# Your task
Nothing may be dropped or added when the entries below are copied.

Items from a figure collection:
****************************************

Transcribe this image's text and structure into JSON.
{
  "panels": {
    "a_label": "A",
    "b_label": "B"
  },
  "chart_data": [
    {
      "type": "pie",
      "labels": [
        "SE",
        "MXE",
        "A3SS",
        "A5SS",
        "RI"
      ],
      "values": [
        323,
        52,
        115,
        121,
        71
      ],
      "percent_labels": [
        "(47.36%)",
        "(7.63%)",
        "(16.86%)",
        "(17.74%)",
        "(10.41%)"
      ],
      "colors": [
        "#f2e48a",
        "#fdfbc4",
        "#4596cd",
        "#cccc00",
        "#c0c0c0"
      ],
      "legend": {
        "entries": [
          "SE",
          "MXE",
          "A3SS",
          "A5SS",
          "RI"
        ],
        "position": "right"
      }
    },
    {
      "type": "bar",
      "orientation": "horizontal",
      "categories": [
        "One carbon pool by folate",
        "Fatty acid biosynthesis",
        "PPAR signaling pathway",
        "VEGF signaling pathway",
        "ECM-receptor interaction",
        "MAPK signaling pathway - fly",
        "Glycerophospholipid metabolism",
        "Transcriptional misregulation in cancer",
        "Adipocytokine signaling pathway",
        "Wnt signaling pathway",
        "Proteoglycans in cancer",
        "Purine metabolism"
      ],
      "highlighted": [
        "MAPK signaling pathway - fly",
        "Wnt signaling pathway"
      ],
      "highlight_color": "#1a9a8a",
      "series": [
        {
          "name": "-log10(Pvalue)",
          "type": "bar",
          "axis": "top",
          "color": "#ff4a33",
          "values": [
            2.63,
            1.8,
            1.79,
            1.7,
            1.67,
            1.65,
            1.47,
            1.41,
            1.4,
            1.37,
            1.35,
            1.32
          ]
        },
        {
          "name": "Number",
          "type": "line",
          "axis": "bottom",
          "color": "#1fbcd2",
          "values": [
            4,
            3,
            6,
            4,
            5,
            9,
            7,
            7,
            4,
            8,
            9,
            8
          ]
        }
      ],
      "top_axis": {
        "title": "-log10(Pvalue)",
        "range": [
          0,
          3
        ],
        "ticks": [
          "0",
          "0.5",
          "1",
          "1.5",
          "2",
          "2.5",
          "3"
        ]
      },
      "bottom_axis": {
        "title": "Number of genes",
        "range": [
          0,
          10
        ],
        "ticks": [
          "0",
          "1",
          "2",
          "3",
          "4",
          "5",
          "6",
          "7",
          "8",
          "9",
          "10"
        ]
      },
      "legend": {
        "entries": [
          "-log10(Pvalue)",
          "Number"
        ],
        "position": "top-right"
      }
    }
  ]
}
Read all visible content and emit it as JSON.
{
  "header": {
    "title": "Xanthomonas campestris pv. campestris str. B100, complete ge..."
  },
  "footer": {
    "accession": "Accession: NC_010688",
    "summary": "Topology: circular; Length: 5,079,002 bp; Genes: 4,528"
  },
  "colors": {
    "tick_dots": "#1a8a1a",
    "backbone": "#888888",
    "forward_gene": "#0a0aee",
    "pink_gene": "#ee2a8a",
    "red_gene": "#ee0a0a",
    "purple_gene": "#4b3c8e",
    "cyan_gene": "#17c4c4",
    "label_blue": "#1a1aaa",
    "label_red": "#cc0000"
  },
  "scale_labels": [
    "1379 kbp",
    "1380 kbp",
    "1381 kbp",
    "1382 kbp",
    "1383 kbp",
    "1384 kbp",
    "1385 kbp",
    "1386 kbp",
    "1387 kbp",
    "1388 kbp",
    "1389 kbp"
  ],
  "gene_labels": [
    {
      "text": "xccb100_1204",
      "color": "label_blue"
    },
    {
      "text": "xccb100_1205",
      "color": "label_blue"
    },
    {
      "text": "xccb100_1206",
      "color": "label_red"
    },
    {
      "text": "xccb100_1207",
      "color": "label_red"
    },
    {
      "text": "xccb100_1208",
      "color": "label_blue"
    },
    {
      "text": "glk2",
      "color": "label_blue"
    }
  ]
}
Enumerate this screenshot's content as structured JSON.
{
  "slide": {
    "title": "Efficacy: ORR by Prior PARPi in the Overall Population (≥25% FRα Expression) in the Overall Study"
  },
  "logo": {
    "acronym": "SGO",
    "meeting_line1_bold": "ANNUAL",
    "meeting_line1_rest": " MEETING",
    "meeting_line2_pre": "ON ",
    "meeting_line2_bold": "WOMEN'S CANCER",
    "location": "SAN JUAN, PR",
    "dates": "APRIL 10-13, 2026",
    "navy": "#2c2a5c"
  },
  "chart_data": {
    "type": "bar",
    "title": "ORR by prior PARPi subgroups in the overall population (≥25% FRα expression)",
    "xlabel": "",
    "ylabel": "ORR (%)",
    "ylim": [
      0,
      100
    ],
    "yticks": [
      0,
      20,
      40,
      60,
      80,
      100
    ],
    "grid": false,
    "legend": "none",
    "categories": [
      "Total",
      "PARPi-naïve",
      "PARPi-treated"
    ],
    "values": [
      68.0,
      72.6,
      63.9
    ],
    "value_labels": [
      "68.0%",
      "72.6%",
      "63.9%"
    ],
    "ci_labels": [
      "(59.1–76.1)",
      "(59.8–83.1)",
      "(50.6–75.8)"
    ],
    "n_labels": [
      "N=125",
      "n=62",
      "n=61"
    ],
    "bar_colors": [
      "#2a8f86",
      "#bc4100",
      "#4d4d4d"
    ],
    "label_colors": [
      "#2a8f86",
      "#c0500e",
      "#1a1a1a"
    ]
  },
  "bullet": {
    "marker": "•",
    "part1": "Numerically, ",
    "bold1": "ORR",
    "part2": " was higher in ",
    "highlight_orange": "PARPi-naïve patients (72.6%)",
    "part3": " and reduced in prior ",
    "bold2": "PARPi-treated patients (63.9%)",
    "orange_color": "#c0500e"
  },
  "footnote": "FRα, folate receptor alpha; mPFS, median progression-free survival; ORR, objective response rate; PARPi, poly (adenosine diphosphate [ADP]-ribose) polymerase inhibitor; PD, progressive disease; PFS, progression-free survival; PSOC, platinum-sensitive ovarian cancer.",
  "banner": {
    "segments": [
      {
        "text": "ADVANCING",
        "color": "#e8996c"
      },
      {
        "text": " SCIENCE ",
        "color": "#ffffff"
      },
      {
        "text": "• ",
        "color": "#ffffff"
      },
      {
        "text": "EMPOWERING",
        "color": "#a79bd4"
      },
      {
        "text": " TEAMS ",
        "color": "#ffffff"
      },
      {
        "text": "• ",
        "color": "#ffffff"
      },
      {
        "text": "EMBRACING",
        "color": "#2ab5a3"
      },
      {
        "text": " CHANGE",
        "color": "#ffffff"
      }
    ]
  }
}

****************************************

# Response below
Transcribe this image's text and structure into JSON.
{
  "panels": {
    "a_label": "A",
    "b_label": "B"
  },
  "chart_data": [
    {
      "type": "pie",
      "labels": [
        "SE",
        "MXE",
        "A3SS",
        "A5SS",
        "RI"
      ],
      "values": [
        323,
        52,
        115,
        121,
        71
      ],
      "percent_labels": [
        "(47.36%)",
        "(7.63%)",
        "(16.86%)",
        "(17.74%)",
        "(10.41%)"
      ],
      "colors": [
        "#f2e48a",
        "#fdfbc4",
        "#4596cd",
        "#cccc00",
        "#c0c0c0"
      ],
      "legend": {
        "entries": [
          "SE",
          "MXE",
          "A3SS",
          "A5SS",
          "RI"
        ],
        "position": "right"
      }
    },
    {
      "type": "bar",
      "orientation": "horizontal",
      "categories": [
        "One carbon pool by folate",
        "Fatty acid biosynthesis",
        "PPAR signaling pathway",
        "VEGF signaling pathway",
        "ECM-receptor interaction",
        "MAPK signaling pathway - fly",
        "Glycerophospholipid metabolism",
        "Transcriptional misregulation in cancer",
        "Adipocytokine signaling pathway",
        "Wnt signaling pathway",
        "Proteoglycans in cancer",
        "Purine metabolism"
      ],
      "highlighted": [
        "MAPK signaling pathway - fly",
        "Wnt signaling pathway"
      ],
      "highlight_color": "#1a9a8a",
      "series": [
        {
          "name": "-log10(Pvalue)",
          "type": "bar",
          "axis": "top",
          "color": "#ff4a33",
          "values": [
            2.63,
            1.8,
            1.79,
            1.7,
            1.67,
            1.65,
            1.47,
            1.41,
            1.4,
            1.37,
            1.35,
            1.32
          ]
        },
        {
          "name": "Number",
          "type": "line",
          "axis": "bottom",
          "color": "#1fbcd2",
          "values": [
            4,
            3,
            6,
            4,
            5,
            9,
            7,
            7,
            4,
            8,
            9,
            8
          ]
        }
      ],
      "top_axis": {
        "title": "-log10(Pvalue)",
        "range": [
          0,
          3
        ],
        "ticks": [
          "0",
          "0.5",
          "1",
          "1.5",
          "2",
          "2.5",
          "3"
        ]
      },
      "bottom_axis": {
        "title": "Number of genes",
        "range": [
          0,
          10
        ],
        "ticks": [
          "0",
          "1",
          "2",
          "3",
          "4",
          "5",
          "6",
          "7",
          "8",
          "9",
          "10"
        ]
      },
      "legend": {
        "entries": [
          "-log10(Pvalue)",
          "Number"
        ],
        "position": "top-right"
      }
    }
  ]
}
Read all visible content and emit it as JSON.
{
  "header": {
    "title": "Xanthomonas campestris pv. campestris str. B100, complete ge..."
  },
  "footer": {
    "accession": "Accession: NC_010688",
    "summary": "Topology: circular; Length: 5,079,002 bp; Genes: 4,528"
  },
  "colors": {
    "tick_dots": "#1a8a1a",
    "backbone": "#888888",
    "forward_gene": "#0a0aee",
    "pink_gene": "#ee2a8a",
    "red_gene": "#ee0a0a",
    "purple_gene": "#4b3c8e",
    "cyan_gene": "#17c4c4",
    "label_blue": "#1a1aaa",
    "label_red": "#cc0000"
  },
  "scale_labels": [
    "1379 kbp",
    "1380 kbp",
    "1381 kbp",
    "1382 kbp",
    "1383 kbp",
    "1384 kbp",
    "1385 kbp",
    "1386 kbp",
    "1387 kbp",
    "1388 kbp",
    "1389 kbp"
  ],
  "gene_labels": [
    {
      "text": "xccb100_1204",
      "color": "label_blue"
    },
    {
      "text": "xccb100_1205",
      "color": "label_blue"
    },
    {
      "text": "xccb100_1206",
      "color": "label_red"
    },
    {
      "text": "xccb100_1207",
      "color": "label_red"
    },
    {
      "text": "xccb100_1208",
      "color": "label_blue"
    },
    {
      "text": "glk2",
      "color": "label_blue"
    }
  ]
}
Enumerate this screenshot's content as structured JSON.
{
  "slide": {
    "title": "Efficacy: ORR by Prior PARPi in the Overall Population (≥25% FRα Expression) in the Overall Study"
  },
  "logo": {
    "acronym": "SGO",
    "meeting_line1_bold": "ANNUAL",
    "meeting_line1_rest": " MEETING",
    "meeting_line2_pre": "ON ",
    "meeting_line2_bold": "WOMEN'S CANCER",
    "location": "SAN JUAN, PR",
    "dates": "APRIL 10-13, 2026",
    "navy": "#2c2a5c"
  },
  "chart_data": {
    "type": "bar",
    "title": "ORR by prior PARPi subgroups in the overall population (≥25% FRα expression)",
    "xlabel": "",
    "ylabel": "ORR (%)",
    "ylim": [
      0,
      100
    ],
    "yticks": [
      0,
      20,
      40,
      60,
      80,
      100
    ],
    "grid": false,
    "legend": "none",
    "categories": [
      "Total",
      "PARPi-naïve",
      "PARPi-treated"
    ],
    "values": [
      68.0,
      72.6,
      63.9
    ],
    "value_labels": [
      "68.0%",
      "72.6%",
      "63.9%"
    ],
    "ci_labels": [
      "(59.1–76.1)",
      "(59.8–83.1)",
      "(50.6–75.8)"
    ],
    "n_labels": [
      "N=125",
      "n=62",
      "n=61"
    ],
    "bar_colors": [
      "#2a8f86",
      "#bc4100",
      "#4d4d4d"
    ],
    "label_colors": [
      "#2a8f86",
      "#c0500e",
      "#1a1a1a"
    ]
  },
  "bullet": {
    "marker": "•",
    "part1": "Numerically, ",
    "bold1": "ORR",
    "part2": " was higher in ",
    "highlight_orange": "PARPi-naïve patients (72.6%)",
    "part3": " and reduced in prior ",
    "bold2": "PARPi-treated patients (63.9%)",
    "orange_color": "#c0500e"
  },
  "footnote": "FRα, folate receptor alpha; mPFS, median progression-free survival; ORR, objective response rate; PARPi, poly (adenosine diphosphate [ADP]-ribose) polymerase inhibitor; PD, progressive disease; PFS, progression-free survival; PSOC, platinum-sensitive ovarian cancer.",
  "banner": {
    "segments": [
      {
        "text": "ADVANCING",
        "color": "#e8996c"
      },
      {
        "text": " SCIENCE ",
        "color": "#ffffff"
      },
      {
        "text": "• ",
        "color": "#ffffff"
      },
      {
        "text": "EMPOWERING",
        "color": "#a79bd4"
      },
      {
        "text": " TEAMS ",
        "color": "#ffffff"
      },
      {
        "text": "• ",
        "color": "#ffffff"
      },
      {
        "text": "EMBRACING",
        "color": "#2ab5a3"
      },
      {
        "text": " CHANGE",
        "color": "#ffffff"
      }
    ]
  }
}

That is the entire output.